**SET TASK**
Transcribe the records below exactly.

Records excerpted from a collection
------------------------------------------------

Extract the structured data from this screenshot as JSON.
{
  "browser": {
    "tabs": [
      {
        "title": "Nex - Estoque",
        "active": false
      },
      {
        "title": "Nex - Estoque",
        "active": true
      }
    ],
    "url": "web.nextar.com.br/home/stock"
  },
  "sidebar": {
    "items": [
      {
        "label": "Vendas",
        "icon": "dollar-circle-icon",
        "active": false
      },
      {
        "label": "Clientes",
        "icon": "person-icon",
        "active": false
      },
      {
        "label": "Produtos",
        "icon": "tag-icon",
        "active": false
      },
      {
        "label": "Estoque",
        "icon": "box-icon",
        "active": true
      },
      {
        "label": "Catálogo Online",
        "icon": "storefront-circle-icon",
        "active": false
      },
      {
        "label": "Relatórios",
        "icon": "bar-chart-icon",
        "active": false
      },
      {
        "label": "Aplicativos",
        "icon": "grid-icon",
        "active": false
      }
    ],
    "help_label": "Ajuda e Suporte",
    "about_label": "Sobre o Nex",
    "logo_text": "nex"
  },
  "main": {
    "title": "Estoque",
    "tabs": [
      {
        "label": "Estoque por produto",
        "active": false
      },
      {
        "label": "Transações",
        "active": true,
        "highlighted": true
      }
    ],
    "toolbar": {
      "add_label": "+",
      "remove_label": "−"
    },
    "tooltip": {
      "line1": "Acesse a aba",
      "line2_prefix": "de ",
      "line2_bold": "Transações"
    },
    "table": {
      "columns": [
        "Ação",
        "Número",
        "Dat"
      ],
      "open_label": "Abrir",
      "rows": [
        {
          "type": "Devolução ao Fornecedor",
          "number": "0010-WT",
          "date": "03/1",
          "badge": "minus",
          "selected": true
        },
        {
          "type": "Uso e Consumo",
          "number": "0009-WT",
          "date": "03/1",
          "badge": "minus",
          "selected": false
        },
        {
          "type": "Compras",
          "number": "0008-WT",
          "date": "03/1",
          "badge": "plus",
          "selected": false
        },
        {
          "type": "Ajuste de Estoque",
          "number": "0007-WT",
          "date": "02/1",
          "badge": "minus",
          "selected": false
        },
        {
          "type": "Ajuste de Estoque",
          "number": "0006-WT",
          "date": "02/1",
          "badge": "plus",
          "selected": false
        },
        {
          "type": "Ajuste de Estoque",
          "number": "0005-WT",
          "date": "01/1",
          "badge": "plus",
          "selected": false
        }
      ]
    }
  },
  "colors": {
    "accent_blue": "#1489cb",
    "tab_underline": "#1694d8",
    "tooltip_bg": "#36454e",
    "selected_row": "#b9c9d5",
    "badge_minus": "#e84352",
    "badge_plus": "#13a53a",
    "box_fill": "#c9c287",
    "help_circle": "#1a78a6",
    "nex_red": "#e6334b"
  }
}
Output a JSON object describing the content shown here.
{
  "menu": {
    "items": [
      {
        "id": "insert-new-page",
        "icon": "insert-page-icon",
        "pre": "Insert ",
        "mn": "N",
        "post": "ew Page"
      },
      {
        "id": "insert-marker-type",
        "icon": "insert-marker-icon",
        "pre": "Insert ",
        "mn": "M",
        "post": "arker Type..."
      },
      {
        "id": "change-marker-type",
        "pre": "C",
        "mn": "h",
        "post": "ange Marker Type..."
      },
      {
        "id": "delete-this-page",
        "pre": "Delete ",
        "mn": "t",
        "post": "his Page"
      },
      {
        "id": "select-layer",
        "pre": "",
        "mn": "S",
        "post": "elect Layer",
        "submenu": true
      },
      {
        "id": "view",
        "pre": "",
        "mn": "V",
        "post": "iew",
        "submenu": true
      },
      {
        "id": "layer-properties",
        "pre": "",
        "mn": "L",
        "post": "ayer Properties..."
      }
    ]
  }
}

------------------------------------------------

**EXERCISE SOLUTION**
Extract the structured data from this screenshot as JSON.
{
  "browser": {
    "tabs": [
      {
        "title": "Nex - Estoque",
        "active": false
      },
      {
        "title": "Nex - Estoque",
        "active": true
      }
    ],
    "url": "web.nextar.com.br/home/stock"
  },
  "sidebar": {
    "items": [
      {
        "label": "Vendas",
        "icon": "dollar-circle-icon",
        "active": false
      },
      {
        "label": "Clientes",
        "icon": "person-icon",
        "active": false
      },
      {
        "label": "Produtos",
        "icon": "tag-icon",
        "active": false
      },
      {
        "label": "Estoque",
        "icon": "box-icon",
        "active": true
      },
      {
        "label": "Catálogo Online",
        "icon": "storefront-circle-icon",
        "active": false
      },
      {
        "label": "Relatórios",
        "icon": "bar-chart-icon",
        "active": false
      },
      {
        "label": "Aplicativos",
        "icon": "grid-icon",
        "active": false
      }
    ],
    "help_label": "Ajuda e Suporte",
    "about_label": "Sobre o Nex",
    "logo_text": "nex"
  },
  "main": {
    "title": "Estoque",
    "tabs": [
      {
        "label": "Estoque por produto",
        "active": false
      },
      {
        "label": "Transações",
        "active": true,
        "highlighted": true
      }
    ],
    "toolbar": {
      "add_label": "+",
      "remove_label": "−"
    },
    "tooltip": {
      "line1": "Acesse a aba",
      "line2_prefix": "de ",
      "line2_bold": "Transações"
    },
    "table": {
      "columns": [
        "Ação",
        "Número",
        "Dat"
      ],
      "open_label": "Abrir",
      "rows": [
        {
          "type": "Devolução ao Fornecedor",
          "number": "0010-WT",
          "date": "03/1",
          "badge": "minus",
          "selected": true
        },
        {
          "type": "Uso e Consumo",
          "number": "0009-WT",
          "date": "03/1",
          "badge": "minus",
          "selected": false
        },
        {
          "type": "Compras",
          "number": "0008-WT",
          "date": "03/1",
          "badge": "plus",
          "selected": false
        },
        {
          "type": "Ajuste de Estoque",
          "number": "0007-WT",
          "date": "02/1",
          "badge": "minus",
          "selected": false
        },
        {
          "type": "Ajuste de Estoque",
          "number": "0006-WT",
          "date": "02/1",
          "badge": "plus",
          "selected": false
        },
        {
          "type": "Ajuste de Estoque",
          "number": "0005-WT",
          "date": "01/1",
          "badge": "plus",
          "selected": false
        }
      ]
    }
  },
  "colors": {
    "accent_blue": "#1489cb",
    "tab_underline": "#1694d8",
    "tooltip_bg": "#36454e",
    "selected_row": "#b9c9d5",
    "badge_minus": "#e84352",
    "badge_plus": "#13a53a",
    "box_fill": "#c9c287",
    "help_circle": "#1a78a6",
    "nex_red": "#e6334b"
  }
}
Output a JSON object describing the content shown here.
{
  "menu": {
    "items": [
      {
        "id": "insert-new-page",
        "icon": "insert-page-icon",
        "pre": "Insert ",
        "mn": "N",
        "post": "ew Page"
      },
      {
        "id": "insert-marker-type",
        "icon": "insert-marker-icon",
        "pre": "Insert ",
        "mn": "M",
        "post": "arker Type..."
      },
      {
        "id": "change-marker-type",
        "pre": "C",
        "mn": "h",
        "post": "ange Marker Type..."
      },
      {
        "id": "delete-this-page",
        "pre": "Delete ",
        "mn": "t",
        "post": "his Page"
      },
      {
        "id": "select-layer",
        "pre": "",
        "mn": "S",
        "post": "elect Layer",
        "submenu": true
      },
      {
        "id": "view",
        "pre": "",
        "mn": "V",
        "post": "iew",
        "submenu": true
      },
      {
        "id": "layer-properties",
        "pre": "",
        "mn": "L",
        "post": "ayer Properties..."
      }
    ]
  }
}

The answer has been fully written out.